* Your task *
Render the records from the start up to and including the line with "lower-marker xyxy=(186,315,193,324)" as a JSON list of strings, one string per line, leaving out any blank lines.

>> Begin

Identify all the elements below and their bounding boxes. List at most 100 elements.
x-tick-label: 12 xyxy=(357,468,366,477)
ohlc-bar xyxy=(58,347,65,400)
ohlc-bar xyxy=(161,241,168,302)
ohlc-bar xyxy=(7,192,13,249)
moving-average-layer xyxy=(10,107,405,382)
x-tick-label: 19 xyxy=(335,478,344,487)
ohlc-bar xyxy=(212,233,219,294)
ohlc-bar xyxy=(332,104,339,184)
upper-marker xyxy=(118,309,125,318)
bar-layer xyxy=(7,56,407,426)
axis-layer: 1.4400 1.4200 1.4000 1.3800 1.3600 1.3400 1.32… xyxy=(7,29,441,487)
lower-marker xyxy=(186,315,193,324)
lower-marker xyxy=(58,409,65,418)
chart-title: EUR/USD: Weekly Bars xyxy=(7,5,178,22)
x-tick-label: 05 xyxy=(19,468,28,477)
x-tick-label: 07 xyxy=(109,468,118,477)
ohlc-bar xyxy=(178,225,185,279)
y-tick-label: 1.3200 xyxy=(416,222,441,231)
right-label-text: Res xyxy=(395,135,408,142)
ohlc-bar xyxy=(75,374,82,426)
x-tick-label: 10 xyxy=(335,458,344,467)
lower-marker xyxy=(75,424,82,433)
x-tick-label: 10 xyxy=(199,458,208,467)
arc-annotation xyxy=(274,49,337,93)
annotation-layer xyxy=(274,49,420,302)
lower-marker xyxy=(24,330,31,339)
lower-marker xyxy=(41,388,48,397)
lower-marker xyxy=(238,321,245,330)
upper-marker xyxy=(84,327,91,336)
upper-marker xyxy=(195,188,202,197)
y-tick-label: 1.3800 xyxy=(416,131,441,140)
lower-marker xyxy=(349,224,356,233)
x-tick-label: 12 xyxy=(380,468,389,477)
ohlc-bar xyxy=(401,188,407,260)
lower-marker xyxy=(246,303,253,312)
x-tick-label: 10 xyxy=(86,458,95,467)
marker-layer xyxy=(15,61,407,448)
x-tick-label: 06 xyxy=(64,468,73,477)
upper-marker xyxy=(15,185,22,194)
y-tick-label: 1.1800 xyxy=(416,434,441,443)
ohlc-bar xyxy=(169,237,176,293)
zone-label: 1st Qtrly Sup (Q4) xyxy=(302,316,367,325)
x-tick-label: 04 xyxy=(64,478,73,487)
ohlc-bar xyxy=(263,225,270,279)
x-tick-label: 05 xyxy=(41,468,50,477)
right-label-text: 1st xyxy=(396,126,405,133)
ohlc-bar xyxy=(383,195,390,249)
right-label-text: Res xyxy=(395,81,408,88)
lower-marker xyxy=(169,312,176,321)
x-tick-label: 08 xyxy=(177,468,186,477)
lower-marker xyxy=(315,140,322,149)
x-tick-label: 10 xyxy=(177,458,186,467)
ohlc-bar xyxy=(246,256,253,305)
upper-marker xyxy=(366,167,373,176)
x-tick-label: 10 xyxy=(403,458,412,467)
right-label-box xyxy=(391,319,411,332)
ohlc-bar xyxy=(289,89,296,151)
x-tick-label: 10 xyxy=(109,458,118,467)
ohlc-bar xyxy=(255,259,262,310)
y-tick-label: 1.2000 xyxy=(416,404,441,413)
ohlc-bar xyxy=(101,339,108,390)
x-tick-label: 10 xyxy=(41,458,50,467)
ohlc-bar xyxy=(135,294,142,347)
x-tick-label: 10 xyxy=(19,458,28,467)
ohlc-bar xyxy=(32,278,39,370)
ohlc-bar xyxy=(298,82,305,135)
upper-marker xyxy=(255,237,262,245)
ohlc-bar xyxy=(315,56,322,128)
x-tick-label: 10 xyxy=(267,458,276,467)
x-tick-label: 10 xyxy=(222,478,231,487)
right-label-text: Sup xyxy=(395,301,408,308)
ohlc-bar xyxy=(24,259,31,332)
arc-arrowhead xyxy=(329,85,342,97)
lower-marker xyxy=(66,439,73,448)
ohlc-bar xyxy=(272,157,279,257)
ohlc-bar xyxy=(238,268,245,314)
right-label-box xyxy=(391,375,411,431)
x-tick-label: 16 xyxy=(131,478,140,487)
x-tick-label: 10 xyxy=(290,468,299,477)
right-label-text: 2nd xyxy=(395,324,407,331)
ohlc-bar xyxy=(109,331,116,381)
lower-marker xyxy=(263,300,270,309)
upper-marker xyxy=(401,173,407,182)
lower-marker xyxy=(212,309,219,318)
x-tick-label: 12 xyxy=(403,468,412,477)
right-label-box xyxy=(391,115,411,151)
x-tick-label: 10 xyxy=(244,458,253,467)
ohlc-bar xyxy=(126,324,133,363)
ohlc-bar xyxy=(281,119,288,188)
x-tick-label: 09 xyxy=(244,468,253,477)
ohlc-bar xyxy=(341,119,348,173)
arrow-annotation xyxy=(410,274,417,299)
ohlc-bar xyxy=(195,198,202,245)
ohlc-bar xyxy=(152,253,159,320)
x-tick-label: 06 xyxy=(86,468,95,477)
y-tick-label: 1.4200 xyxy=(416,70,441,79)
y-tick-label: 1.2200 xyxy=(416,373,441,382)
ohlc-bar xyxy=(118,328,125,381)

>> End

* The completed task *
[
  "Identify all the elements below and their bounding boxes. List at most 100 elements.",
  "x-tick-label: 12 xyxy=(357,468,366,477)",
  "ohlc-bar xyxy=(58,347,65,400)",
  "ohlc-bar xyxy=(161,241,168,302)",
  "ohlc-bar xyxy=(7,192,13,249)",
  "moving-average-layer xyxy=(10,107,405,382)",
  "x-tick-label: 19 xyxy=(335,478,344,487)",
  "ohlc-bar xyxy=(212,233,219,294)",
  "ohlc-bar xyxy=(332,104,339,184)",
  "upper-marker xyxy=(118,309,125,318)",
  "bar-layer xyxy=(7,56,407,426)",
  "axis-layer: 1.4400 1.4200 1.4000 1.3800 1.3600 1.3400 1.32… xyxy=(7,29,441,487)",
  "lower-marker xyxy=(186,315,193,324)"
]